- _SELECTED PASSAGE_:

◆ ◆ ◆ ◆ ◆ ◆ ◆

Stephanie Atwood had bariatric surgery when she was 15 and weighed 348 pounds, weight she gained because of the removal of her pituitary gland due to a recurring brain tumour. Three years later, she’s 100 pounds lighter, and says the experience is ‘like a second chance at life.’
Three years ago, Stephanie Atwood was five feet tall and 348 pounds (158 kilograms). She was so obese, she found it difficult to walk, fit in a car or even leave the house.
She was 15.
Doctors had to remove her pituitary gland when she was nine years old because of a recurring, non-cancerous brain tumour. It threw her body's ability to regulate appetite out of whack. Ms. Atwood could eat a full meal and be starving minutes later.
After gaining a dangerous amount of weight and trying diets and medication, doctors at Toronto's Hospital for Sick Children performed bariatric surgery on the Oshawa, Ont., teen to alter her stomach so she could feel full. Three years later, Ms. Atwood, now 18, has lost 100 pounds and says she has gained her life back.

◆ ◆ ◆ ◆ ◆ ◆ ◆

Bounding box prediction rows
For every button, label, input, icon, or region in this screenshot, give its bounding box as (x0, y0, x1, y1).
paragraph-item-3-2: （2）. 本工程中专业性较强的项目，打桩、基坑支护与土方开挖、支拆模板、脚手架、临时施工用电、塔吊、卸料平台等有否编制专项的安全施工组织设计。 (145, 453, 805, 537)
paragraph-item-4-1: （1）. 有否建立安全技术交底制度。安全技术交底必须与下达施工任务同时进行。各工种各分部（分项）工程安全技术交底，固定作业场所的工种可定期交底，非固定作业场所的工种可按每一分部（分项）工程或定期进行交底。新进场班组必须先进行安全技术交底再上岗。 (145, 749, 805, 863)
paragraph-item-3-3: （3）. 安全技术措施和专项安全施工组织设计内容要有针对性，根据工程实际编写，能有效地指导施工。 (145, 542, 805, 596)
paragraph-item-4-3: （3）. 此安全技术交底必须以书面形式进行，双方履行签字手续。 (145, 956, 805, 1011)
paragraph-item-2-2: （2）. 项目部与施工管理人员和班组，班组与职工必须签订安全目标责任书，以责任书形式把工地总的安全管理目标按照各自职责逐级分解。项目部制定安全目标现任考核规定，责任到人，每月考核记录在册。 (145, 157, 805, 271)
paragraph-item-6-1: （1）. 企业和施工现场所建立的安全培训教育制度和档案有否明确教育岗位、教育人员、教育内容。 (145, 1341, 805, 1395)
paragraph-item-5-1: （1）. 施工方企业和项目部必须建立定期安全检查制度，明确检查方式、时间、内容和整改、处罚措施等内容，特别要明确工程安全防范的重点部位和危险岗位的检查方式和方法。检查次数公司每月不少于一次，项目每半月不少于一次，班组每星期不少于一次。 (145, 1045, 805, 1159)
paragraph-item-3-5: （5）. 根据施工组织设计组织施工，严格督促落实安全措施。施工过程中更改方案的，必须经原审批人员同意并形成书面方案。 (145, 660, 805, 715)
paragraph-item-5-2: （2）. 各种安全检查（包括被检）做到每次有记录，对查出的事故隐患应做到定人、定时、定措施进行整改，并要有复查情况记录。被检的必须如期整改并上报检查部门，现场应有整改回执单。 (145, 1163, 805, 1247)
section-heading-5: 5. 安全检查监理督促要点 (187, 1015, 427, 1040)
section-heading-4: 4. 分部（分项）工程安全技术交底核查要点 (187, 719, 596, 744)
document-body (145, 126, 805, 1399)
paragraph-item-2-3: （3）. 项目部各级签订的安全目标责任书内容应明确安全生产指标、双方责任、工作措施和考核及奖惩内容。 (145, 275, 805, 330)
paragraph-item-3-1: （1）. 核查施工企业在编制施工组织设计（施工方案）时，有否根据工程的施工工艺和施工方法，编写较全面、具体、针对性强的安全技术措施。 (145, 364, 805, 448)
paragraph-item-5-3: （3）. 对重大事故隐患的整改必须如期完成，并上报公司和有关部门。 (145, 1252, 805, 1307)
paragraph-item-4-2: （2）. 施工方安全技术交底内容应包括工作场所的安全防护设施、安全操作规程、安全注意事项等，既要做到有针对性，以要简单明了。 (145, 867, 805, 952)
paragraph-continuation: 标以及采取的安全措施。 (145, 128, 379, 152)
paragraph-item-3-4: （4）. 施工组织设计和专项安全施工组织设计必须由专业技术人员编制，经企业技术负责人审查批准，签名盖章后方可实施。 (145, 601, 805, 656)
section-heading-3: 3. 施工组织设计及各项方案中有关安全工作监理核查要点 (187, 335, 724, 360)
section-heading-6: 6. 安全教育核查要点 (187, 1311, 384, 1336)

◆ ◆ ◆ ◆ ◆ ◆ ◆

- _WORK INSTRUCTIONS_:
1. Answer these questions from the Stephanie Atwood article:
(a) How old was she when doctors removed her pituitary gland?
(b) At which hospital was her bariatric surgery performed?
(c) How much weight has she lost in the three years since?
2. Carry on the Stephanie Atwood article from its last sentence.
These rows have no connection to the Stephanie Atwood article.

- _ANSWERS BY TASK_:
1.
(a) Nine years old.
(b) Toronto's Hospital for Sick Children.
(c) 100 pounds.

2.
Now, SickKids has created a program to help other teens battling obesity, and has become the first centre in Canada to offer bariatric surgery routinely to pediatric patients. The program officially launches Friday.
The SickKids team obesity management program is geared toward 12- to 17-year-olds with "complex obesity" - those who are overweight as a result of a medical condition such as a brain tumour, have a serious condition such as congenital heart disease that's complicated by obesity, or have complications from obesity such as type 2 diabetes or life-threatening sleep apnea.
"We're really treating a proportion of children who suffer from much more serious problems related to their obesity," said Jill Hamilton, director of the program as well as an endocrinologist and associate scientist at SickKids. "They have a very tough life."
But the program will also prompt ethical questions about the use of weight-loss surgery in young people, and the public may blame or judge patients or their families, Dr. Hamilton said.
"People will say, 'Oh they're too young to be doing surgery, this seems so radical,' but … this is just [about]getting to a size where you can fit behind a desk in the classroom where the chair is attached."
Bariatric surgery is just one component of the system. Incoming patients will go through an assessment and an intensive behaviour modification program to determine the best course of treatment. Some teens may end up on medication and some on specialized diets, Dr. Hamilton said.
The intensive nature of the program means only about 50 patients will be treated every year.
Of those, about 10 to 12 are expected to need bariatric surgery, Dr. Hamilton said.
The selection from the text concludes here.